== Records provided

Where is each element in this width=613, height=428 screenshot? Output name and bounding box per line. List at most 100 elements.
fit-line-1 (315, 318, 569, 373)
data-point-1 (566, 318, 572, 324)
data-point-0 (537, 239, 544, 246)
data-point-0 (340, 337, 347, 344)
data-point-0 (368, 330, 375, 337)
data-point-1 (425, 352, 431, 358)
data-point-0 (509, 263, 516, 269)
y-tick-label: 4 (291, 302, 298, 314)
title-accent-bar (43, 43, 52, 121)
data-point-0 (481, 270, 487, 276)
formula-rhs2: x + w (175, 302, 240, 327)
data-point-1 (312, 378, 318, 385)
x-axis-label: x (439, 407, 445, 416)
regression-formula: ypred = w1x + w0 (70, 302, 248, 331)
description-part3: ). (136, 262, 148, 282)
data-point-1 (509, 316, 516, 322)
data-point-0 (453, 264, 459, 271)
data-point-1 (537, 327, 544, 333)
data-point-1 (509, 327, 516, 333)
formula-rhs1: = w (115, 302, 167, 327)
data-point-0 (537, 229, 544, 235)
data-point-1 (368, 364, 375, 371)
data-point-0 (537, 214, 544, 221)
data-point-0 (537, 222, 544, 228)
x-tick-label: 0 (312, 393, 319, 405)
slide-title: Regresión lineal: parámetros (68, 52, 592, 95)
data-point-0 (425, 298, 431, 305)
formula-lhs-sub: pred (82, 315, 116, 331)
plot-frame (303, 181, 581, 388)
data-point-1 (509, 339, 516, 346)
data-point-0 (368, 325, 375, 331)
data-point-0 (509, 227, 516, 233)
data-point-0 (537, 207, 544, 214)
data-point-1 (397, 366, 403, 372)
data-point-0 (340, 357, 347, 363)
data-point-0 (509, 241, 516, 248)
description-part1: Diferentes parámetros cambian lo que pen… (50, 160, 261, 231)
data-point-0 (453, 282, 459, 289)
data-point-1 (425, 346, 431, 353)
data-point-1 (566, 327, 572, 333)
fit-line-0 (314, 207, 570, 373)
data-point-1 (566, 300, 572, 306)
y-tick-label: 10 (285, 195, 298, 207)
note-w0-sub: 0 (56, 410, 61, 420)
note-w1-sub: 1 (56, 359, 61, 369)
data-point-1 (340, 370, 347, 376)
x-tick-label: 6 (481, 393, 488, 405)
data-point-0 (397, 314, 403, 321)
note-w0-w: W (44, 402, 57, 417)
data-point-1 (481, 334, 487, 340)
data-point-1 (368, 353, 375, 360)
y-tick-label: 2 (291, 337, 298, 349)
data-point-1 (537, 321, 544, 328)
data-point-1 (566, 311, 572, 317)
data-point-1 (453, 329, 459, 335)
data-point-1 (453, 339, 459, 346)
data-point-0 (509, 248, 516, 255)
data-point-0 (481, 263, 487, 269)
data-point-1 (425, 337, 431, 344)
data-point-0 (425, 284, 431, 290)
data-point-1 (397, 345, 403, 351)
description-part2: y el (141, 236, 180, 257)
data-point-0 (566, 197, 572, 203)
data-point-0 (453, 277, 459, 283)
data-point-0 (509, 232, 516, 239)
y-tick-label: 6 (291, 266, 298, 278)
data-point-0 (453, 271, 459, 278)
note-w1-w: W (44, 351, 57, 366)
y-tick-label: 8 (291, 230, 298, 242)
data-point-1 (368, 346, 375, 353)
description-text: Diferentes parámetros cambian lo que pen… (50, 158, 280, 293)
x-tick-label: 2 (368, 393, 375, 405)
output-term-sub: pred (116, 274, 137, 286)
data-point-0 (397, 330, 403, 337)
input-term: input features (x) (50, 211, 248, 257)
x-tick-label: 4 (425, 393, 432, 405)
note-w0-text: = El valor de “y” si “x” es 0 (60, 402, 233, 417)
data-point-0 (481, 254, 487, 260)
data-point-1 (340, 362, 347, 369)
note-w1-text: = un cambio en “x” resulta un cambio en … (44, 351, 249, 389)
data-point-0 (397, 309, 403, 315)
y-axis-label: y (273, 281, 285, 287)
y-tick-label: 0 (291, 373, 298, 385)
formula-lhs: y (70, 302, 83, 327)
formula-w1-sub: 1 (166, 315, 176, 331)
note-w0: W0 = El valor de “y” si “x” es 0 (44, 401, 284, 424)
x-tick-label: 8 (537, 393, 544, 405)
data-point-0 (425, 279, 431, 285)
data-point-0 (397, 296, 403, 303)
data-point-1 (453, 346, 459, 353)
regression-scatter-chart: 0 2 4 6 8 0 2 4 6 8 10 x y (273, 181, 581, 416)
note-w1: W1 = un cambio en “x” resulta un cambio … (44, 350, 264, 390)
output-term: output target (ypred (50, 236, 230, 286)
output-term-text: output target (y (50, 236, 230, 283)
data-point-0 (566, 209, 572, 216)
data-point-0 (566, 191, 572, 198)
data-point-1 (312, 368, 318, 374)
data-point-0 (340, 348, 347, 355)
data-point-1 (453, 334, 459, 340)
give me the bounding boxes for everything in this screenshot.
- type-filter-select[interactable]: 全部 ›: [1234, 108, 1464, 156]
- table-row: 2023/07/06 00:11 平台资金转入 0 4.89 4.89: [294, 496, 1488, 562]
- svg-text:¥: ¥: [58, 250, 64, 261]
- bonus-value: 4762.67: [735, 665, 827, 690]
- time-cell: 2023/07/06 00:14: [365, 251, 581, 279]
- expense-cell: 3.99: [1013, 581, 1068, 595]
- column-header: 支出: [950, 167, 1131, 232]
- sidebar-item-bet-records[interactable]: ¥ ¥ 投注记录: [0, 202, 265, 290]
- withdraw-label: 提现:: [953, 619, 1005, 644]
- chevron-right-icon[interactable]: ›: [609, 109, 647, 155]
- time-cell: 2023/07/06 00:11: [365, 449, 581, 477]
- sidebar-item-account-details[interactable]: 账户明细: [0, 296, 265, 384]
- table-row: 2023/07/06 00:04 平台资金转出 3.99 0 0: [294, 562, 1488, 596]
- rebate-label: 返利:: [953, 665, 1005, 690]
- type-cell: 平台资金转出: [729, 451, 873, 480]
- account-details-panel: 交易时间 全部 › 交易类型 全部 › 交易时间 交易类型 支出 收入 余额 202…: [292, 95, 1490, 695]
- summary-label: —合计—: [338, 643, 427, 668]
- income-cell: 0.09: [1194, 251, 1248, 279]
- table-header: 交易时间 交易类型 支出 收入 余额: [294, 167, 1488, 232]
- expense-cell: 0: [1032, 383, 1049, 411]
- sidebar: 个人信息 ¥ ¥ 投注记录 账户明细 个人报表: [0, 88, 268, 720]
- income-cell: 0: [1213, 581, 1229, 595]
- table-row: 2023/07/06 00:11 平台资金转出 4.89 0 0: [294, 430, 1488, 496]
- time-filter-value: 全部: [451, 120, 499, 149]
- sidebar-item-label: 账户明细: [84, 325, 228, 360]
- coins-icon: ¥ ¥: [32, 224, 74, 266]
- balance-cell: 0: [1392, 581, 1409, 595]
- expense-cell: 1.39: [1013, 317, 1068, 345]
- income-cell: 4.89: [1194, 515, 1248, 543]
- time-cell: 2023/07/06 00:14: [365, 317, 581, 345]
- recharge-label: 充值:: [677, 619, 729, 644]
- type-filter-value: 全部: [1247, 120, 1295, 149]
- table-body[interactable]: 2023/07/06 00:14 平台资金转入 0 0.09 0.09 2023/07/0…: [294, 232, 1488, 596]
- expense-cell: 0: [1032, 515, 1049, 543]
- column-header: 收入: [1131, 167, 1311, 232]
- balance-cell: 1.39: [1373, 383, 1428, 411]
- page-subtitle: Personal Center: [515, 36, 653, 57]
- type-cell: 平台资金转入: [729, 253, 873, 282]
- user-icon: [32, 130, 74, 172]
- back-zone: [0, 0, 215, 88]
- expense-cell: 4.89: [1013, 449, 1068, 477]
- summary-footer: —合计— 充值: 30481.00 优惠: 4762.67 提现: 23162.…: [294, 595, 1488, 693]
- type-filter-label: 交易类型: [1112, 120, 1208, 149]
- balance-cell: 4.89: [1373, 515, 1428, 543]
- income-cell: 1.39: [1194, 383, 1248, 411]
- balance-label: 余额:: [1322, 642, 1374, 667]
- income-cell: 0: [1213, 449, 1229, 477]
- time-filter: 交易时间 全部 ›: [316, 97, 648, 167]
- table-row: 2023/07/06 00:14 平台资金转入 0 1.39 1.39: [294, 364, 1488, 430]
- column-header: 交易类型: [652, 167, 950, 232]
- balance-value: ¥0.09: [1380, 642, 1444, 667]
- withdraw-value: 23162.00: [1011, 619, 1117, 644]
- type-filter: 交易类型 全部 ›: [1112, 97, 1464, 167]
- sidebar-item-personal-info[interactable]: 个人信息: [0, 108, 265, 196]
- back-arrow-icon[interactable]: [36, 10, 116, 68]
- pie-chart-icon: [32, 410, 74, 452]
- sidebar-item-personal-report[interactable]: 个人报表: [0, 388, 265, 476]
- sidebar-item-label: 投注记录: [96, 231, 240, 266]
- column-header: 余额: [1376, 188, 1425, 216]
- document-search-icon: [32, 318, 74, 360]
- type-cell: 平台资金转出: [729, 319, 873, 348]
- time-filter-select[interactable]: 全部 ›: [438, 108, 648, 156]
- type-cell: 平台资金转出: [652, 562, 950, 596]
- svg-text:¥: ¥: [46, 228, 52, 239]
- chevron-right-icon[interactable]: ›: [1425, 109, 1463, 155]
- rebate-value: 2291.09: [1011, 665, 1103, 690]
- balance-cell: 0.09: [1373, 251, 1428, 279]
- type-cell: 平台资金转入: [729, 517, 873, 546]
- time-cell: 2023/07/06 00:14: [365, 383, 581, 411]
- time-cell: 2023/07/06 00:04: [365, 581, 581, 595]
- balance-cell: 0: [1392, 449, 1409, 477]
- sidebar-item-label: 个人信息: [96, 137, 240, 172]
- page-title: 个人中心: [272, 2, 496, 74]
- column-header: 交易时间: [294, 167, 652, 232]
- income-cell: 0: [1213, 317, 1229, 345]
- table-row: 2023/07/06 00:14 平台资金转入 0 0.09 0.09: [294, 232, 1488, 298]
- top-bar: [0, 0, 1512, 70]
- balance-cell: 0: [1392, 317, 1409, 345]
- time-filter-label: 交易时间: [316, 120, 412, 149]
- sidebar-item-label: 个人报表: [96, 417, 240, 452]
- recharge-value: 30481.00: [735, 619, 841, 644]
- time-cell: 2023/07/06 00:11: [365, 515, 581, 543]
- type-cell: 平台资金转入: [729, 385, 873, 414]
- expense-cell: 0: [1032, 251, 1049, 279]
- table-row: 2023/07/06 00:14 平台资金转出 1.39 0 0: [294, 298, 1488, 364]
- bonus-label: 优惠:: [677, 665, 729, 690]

====

### Task prompt:
Print the data verbatim, starting at its first line and ending at the line containing "formula-rhs2: x + w (175, 302, 240, 327)".

### Answer to the problem:
Where is each element in this width=613, height=428 screenshot? Output name and bounding box per line. List at most 100 elements.
fit-line-1 (315, 318, 569, 373)
data-point-1 (566, 318, 572, 324)
data-point-0 (537, 239, 544, 246)
data-point-0 (340, 337, 347, 344)
data-point-0 (368, 330, 375, 337)
data-point-1 (425, 352, 431, 358)
data-point-0 (509, 263, 516, 269)
y-tick-label: 4 (291, 302, 298, 314)
title-accent-bar (43, 43, 52, 121)
data-point-0 (481, 270, 487, 276)
formula-rhs2: x + w (175, 302, 240, 327)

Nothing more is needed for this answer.